§ Problem requirements
Separate out the lines that hold "band".

§ Entries with figure data
━━━━━━

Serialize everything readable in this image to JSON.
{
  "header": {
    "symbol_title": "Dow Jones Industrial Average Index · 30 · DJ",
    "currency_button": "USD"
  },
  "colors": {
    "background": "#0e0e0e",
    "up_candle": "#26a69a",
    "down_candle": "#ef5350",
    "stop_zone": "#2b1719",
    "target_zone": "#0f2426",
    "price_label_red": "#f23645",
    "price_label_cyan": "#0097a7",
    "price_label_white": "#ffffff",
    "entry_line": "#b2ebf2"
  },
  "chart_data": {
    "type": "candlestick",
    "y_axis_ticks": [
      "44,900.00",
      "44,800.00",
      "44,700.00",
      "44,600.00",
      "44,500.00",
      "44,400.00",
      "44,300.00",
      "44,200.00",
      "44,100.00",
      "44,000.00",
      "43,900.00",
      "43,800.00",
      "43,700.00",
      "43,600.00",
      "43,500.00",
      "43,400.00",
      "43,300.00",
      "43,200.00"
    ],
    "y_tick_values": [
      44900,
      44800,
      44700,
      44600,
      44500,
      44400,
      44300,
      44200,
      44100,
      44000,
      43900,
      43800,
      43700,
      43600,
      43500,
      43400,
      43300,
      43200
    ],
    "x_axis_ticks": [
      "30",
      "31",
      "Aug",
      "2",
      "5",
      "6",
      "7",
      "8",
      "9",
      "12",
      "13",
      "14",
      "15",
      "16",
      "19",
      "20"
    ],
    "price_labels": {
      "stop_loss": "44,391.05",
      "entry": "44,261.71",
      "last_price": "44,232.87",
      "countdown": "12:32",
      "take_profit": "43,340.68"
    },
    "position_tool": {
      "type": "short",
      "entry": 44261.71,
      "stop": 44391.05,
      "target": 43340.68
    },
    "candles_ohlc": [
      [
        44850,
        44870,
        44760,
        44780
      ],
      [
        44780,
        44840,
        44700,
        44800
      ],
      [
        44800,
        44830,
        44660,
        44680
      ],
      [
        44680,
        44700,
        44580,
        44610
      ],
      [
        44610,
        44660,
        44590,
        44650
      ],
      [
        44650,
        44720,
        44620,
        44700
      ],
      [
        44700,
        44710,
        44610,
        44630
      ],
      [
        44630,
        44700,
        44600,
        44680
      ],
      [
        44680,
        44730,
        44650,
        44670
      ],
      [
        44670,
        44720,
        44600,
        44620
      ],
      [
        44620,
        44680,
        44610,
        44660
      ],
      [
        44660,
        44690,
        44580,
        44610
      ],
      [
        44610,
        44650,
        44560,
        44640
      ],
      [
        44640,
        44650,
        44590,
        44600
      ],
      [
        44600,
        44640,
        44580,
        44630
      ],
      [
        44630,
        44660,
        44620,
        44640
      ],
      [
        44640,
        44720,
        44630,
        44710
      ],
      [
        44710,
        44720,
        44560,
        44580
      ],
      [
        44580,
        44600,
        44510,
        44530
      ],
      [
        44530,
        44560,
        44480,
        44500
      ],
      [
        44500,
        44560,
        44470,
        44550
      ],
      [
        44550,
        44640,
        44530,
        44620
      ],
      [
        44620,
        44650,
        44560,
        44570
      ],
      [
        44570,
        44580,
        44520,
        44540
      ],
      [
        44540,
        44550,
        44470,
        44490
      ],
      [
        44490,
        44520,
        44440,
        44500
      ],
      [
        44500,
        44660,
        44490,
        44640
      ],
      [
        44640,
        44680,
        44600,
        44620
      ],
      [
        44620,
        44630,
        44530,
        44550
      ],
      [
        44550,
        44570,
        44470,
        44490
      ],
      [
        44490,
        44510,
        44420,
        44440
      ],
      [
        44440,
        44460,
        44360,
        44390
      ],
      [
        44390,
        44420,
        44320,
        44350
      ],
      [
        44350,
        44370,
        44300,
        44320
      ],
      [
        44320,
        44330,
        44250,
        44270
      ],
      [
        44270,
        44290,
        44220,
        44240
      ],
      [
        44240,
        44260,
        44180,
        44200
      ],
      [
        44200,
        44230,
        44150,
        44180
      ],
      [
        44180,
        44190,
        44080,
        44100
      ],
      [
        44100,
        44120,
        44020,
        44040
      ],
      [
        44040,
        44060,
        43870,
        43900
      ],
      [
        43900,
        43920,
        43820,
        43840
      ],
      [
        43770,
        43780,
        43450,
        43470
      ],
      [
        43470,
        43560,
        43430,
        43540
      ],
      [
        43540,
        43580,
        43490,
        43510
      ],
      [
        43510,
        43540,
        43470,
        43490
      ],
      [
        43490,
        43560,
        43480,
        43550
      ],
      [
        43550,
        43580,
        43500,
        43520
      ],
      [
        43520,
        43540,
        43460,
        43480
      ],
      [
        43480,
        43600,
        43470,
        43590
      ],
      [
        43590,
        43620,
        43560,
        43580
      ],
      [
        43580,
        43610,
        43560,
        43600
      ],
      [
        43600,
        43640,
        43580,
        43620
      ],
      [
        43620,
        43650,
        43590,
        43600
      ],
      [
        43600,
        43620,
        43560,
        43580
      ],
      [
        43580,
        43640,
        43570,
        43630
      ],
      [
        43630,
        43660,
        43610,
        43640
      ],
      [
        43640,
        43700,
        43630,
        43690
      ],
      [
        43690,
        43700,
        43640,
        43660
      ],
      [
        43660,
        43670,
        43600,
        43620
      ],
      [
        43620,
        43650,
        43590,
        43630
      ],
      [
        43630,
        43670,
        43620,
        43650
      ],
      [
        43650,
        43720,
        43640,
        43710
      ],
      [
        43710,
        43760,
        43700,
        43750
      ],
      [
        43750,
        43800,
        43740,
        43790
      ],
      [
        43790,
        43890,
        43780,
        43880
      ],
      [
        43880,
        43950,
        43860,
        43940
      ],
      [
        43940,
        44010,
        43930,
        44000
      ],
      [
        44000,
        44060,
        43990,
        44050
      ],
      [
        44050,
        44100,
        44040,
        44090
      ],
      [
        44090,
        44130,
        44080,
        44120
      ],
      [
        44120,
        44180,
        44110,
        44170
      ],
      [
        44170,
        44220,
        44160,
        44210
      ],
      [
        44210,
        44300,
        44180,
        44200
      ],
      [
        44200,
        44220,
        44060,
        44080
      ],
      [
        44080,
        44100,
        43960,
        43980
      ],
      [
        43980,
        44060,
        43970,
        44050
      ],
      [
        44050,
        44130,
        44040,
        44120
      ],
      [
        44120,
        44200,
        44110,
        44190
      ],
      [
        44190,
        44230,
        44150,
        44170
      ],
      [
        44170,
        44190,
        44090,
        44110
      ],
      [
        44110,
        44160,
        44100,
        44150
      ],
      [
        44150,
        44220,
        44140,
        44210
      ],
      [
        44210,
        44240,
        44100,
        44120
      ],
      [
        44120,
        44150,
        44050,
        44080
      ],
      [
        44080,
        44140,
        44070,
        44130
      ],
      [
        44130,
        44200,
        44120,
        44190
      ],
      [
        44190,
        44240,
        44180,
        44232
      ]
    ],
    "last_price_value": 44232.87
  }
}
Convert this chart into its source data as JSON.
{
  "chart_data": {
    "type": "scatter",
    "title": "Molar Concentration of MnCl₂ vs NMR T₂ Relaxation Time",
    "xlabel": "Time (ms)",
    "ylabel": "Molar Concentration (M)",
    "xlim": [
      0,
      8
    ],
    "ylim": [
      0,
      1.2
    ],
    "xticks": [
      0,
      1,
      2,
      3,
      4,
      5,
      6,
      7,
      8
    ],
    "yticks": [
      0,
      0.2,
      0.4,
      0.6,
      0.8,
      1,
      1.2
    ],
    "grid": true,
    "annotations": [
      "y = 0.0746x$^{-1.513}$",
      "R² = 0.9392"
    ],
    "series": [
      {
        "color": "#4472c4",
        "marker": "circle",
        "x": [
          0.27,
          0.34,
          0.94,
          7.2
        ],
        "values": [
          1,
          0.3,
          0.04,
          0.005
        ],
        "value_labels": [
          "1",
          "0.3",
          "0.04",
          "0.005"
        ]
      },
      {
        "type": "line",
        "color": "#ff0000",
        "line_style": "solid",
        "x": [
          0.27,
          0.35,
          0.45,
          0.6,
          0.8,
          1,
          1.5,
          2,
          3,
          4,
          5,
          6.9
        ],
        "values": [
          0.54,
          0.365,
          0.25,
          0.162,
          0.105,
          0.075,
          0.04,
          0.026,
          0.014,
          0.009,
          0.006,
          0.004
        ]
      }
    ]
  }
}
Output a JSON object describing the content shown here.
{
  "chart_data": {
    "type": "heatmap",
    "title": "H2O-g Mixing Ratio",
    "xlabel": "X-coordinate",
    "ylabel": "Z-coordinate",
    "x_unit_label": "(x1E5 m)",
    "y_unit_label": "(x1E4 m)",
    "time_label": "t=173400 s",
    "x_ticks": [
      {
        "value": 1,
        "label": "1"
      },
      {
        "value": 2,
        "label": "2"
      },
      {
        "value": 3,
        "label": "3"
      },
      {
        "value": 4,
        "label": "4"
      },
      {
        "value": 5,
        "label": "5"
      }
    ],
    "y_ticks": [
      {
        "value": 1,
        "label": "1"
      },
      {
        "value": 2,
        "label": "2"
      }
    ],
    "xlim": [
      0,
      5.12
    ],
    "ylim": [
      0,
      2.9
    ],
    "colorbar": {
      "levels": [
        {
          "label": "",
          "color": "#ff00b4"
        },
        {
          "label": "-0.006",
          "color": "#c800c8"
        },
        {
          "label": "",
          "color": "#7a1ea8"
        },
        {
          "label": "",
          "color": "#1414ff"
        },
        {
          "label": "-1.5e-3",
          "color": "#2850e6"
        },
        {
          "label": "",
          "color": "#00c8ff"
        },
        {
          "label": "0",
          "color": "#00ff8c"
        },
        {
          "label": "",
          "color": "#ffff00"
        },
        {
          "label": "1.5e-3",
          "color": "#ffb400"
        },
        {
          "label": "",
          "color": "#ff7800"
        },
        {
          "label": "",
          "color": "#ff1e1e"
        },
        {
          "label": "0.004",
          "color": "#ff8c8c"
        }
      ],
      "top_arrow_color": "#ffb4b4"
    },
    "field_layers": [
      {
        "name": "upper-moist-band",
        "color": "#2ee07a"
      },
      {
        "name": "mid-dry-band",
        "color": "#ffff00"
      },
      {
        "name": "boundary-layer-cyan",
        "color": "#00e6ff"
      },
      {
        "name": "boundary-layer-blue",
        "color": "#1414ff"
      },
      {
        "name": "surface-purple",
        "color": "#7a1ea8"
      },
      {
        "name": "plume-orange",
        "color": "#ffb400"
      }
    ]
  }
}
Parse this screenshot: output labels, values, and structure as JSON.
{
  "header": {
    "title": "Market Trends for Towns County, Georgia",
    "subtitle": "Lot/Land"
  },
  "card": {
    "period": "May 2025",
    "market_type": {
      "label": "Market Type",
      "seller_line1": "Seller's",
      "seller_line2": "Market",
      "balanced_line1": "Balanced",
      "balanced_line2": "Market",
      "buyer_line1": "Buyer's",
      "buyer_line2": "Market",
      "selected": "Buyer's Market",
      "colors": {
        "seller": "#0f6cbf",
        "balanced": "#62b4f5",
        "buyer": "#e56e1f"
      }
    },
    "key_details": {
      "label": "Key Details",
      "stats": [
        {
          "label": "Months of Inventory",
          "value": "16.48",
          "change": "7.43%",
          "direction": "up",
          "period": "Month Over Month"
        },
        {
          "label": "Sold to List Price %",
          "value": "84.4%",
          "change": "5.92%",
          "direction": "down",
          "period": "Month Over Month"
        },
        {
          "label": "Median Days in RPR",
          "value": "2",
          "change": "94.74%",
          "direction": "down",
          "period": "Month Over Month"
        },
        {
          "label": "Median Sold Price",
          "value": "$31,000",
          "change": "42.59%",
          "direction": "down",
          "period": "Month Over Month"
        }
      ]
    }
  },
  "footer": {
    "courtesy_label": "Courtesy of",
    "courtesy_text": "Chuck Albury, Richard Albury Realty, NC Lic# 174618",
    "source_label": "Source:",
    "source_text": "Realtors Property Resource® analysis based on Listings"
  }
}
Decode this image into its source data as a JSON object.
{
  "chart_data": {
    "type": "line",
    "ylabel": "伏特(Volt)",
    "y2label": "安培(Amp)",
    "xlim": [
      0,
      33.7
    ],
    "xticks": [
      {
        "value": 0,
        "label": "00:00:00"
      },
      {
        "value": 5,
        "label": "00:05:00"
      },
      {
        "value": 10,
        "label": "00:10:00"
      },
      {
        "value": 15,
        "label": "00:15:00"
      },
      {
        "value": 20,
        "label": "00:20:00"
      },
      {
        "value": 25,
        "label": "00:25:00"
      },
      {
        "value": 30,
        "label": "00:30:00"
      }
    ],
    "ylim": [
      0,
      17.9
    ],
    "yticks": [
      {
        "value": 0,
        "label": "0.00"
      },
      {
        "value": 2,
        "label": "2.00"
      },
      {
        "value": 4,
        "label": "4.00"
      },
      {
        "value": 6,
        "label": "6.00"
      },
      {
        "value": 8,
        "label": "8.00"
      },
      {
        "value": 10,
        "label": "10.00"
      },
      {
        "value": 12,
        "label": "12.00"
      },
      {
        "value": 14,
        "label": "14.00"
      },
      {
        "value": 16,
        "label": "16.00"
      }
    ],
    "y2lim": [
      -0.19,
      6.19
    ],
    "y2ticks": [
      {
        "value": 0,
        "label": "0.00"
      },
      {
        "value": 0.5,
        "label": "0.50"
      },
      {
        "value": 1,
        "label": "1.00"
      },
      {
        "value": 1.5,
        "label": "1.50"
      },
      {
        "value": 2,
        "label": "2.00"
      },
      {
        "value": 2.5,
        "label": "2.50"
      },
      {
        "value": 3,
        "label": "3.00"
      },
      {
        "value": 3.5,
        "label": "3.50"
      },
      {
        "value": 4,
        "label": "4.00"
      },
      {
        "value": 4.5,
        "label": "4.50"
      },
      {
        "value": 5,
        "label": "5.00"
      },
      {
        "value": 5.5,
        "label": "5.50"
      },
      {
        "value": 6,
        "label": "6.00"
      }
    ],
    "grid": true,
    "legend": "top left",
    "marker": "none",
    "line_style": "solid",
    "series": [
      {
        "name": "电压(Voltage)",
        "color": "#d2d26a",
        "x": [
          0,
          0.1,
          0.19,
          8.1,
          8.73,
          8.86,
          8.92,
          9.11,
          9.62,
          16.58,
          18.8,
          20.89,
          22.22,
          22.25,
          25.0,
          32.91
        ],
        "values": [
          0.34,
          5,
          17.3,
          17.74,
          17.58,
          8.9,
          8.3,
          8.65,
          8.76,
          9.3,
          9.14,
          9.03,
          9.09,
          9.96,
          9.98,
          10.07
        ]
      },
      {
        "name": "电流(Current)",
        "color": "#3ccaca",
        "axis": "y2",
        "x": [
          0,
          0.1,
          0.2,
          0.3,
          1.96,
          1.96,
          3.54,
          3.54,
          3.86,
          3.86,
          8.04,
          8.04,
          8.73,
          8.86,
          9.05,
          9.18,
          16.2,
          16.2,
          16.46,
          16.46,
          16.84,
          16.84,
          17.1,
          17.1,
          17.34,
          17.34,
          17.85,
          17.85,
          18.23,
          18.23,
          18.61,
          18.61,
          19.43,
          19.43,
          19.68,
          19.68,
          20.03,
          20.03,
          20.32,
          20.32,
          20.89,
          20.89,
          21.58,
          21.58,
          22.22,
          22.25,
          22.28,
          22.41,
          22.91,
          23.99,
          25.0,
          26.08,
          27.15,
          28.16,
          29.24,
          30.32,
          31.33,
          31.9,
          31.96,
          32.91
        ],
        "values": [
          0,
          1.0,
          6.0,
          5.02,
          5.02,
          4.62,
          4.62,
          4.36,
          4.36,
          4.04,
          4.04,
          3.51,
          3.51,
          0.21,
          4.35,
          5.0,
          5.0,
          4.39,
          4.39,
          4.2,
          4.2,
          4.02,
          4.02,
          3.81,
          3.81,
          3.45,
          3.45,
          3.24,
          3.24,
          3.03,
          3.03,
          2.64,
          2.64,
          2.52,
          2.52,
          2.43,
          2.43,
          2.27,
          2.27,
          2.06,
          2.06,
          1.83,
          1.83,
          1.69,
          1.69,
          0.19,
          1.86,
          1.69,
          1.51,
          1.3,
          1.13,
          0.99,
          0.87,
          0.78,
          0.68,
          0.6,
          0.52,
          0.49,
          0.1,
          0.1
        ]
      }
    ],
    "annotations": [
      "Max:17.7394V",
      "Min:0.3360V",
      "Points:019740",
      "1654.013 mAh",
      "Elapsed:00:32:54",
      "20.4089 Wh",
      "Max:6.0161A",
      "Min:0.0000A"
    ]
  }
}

━━━━━━

§ Result for this exercise
        "name": "upper-moist-band",
        "name": "mid-dry-band",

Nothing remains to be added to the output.